◆ Task prompt ◆
Reproduce the passage on "All That Glitters" from "Before I go" to "raise eyebrows today.", replacing "servants" with "household staff".

◆ Source document ◆
———

Before I go further, I do want to state that “All That Glitters” is a product of its time. It contains a few examples of problematic cultural language and some instances of oddly offbeat sexism. For example, when he becomes frustrated with the uncouth behavior of his servants, Jasper Plum calls them “Hottentots.” Just as the Marx brothers took aim at the size and weight of society characters played by Margret Dumont in their films, the appearance of Lady Leatherbridge is a target for the impudent Toby Twinkle in this play. A major plot point of the play turns on the romantic lead breaking into the heroine’s bedroom and taking unauthorized peaks into her private journal. All of these actions would raise eyebrows today.
In 1851 though, the aspect of the play that English reviews found objectionable was that they complained that the Morton brothers had stretched credulity when the writers adapted the plots of the original French scripts to fit the circumstances of nouveau-riche, British cotton-spinning millionaires. The critic from The Era opined;
The piece is an adaptation from the French by Mr. Morton, the foreign original deriving its quasi success on the score of some egalité principles which found favor with certain of the Gallic “socials.” However this may be, we do not consider the transplanting on the British boards of the drama a matter of high congratulation to either author or manager. The other absence of reality in the incidental business of the piece is a fatal drawback, in which all the imported farce of Compton was conspicuous. No such characters exist, and “move and have their being” as we find in this drama. There is no vraisemblance – there is nothing brought home to reality. In no factory lord in England’s home, we venture to say, would such a series of scenes occur as are depicted in that anything but apropos entitled comic drama of All That Glitters Is Not Gold.2
When the production later traveled to the provinces, the same paper reported in a short piece entitled “A Left-Handed Compliment;”

———

◆ Extracted material ◆
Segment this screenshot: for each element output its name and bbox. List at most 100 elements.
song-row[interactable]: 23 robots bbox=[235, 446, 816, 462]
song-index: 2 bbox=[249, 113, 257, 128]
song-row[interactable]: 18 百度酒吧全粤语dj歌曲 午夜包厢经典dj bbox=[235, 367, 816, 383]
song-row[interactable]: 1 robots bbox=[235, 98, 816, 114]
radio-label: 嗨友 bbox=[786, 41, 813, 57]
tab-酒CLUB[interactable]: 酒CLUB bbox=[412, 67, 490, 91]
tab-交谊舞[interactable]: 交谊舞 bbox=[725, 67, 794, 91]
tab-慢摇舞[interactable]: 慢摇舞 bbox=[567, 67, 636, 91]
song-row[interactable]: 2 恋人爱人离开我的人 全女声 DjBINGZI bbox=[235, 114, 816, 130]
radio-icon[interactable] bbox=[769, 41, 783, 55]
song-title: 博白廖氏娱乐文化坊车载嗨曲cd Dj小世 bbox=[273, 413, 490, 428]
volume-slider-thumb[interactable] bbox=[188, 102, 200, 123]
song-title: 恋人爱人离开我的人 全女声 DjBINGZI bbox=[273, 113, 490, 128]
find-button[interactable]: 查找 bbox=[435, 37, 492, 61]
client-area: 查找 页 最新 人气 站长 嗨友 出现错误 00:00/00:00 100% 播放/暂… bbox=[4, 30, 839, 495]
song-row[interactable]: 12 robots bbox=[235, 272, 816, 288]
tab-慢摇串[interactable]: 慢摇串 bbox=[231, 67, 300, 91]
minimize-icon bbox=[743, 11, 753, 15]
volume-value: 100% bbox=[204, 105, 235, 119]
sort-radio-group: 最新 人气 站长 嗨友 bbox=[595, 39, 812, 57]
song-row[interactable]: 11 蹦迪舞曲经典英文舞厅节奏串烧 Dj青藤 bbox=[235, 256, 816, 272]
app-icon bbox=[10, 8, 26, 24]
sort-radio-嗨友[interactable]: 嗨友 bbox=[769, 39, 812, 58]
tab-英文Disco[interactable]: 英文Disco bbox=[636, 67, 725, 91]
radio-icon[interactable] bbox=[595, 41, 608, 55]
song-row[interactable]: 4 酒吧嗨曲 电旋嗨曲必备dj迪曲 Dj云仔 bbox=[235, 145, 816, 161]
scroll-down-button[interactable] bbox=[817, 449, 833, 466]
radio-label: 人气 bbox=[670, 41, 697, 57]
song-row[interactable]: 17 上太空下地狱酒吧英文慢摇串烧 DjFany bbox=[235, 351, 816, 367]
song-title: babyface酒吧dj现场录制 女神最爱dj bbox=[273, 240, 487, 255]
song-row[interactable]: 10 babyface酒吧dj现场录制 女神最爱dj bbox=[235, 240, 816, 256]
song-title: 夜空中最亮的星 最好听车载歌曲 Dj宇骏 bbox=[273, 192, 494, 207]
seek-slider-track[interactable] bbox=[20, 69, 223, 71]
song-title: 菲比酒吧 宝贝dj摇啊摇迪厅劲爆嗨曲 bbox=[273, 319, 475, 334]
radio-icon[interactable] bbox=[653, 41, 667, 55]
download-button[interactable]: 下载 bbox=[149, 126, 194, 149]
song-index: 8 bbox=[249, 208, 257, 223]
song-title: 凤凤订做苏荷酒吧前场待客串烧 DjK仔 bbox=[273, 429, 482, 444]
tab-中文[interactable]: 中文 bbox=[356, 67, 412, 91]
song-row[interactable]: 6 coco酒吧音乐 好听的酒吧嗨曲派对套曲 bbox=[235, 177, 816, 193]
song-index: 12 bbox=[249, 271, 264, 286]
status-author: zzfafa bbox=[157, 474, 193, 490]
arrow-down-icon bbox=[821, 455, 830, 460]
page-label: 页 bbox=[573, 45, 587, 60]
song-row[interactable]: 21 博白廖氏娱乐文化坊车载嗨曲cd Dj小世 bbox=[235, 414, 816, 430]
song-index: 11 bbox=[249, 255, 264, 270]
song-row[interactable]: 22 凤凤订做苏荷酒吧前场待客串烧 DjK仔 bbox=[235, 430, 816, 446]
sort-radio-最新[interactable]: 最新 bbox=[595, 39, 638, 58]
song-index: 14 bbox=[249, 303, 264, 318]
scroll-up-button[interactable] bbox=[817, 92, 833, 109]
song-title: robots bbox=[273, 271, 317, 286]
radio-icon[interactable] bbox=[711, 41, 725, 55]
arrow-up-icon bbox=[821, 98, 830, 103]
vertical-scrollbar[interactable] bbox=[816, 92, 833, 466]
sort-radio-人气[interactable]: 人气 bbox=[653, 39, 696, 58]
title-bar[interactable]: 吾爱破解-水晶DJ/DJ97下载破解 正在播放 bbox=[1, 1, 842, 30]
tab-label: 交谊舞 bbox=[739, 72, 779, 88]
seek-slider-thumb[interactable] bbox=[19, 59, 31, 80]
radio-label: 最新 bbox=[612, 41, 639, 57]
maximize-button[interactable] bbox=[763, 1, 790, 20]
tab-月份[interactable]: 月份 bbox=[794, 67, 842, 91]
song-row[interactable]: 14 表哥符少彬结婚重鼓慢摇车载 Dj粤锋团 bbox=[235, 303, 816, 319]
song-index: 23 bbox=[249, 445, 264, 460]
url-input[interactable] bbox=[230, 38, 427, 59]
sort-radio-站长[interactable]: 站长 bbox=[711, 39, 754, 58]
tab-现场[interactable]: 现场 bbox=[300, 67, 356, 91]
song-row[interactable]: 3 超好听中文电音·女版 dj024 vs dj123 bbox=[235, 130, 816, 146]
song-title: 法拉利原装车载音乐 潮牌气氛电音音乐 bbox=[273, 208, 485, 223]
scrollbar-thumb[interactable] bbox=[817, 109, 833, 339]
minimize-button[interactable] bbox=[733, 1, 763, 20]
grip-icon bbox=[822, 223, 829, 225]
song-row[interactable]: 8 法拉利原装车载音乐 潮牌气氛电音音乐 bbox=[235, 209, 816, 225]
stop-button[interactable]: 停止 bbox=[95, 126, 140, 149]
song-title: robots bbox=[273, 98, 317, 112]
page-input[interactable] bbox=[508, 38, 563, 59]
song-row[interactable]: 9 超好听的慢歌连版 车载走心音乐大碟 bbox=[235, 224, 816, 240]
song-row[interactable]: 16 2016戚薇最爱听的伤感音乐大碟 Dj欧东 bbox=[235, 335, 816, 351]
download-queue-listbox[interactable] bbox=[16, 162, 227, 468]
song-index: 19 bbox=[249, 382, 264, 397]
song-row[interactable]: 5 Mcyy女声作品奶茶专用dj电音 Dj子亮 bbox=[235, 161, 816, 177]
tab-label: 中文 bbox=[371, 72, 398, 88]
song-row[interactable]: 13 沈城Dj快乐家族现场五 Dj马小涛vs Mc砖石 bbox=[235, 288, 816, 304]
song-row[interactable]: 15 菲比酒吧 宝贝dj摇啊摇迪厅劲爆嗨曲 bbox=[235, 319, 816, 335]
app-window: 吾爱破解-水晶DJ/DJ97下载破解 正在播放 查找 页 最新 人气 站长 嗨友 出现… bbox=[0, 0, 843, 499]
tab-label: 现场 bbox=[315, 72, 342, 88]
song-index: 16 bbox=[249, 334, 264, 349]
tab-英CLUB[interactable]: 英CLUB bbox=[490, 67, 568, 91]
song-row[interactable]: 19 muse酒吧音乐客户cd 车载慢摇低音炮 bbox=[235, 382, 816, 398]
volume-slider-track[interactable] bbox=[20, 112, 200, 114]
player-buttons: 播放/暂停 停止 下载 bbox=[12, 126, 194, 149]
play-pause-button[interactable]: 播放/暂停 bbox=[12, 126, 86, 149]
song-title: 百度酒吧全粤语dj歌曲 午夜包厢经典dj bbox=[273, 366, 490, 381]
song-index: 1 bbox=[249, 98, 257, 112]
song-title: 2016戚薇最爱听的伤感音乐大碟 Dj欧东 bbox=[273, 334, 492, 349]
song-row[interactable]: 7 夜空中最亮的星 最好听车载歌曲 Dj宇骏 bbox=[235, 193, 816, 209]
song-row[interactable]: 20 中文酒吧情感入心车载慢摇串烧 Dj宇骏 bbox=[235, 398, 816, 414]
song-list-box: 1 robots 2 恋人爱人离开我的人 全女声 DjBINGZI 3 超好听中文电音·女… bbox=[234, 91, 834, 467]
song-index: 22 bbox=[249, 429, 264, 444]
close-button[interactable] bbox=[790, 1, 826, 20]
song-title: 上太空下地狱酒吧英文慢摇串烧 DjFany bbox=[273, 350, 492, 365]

———

◆ Full response ◆
Before I go further, I do want to state that “All That Glitters” is a product of its time. It contains a few examples of problematic cultural language and some instances of oddly offbeat sexism. For example, when he becomes frustrated with the uncouth behavior of his household staff, Jasper Plum calls them “Hottentots.” Just as the Marx brothers took aim at the size and weight of society characters played by Margret Dumont in their films, the appearance of Lady Leatherbridge is a target for the impudent Toby Twinkle in this play. A major plot point of the play turns on the romantic lead breaking into the heroine’s bedroom and taking unauthorized peaks into her private journal. All of these actions would raise eyebrows today.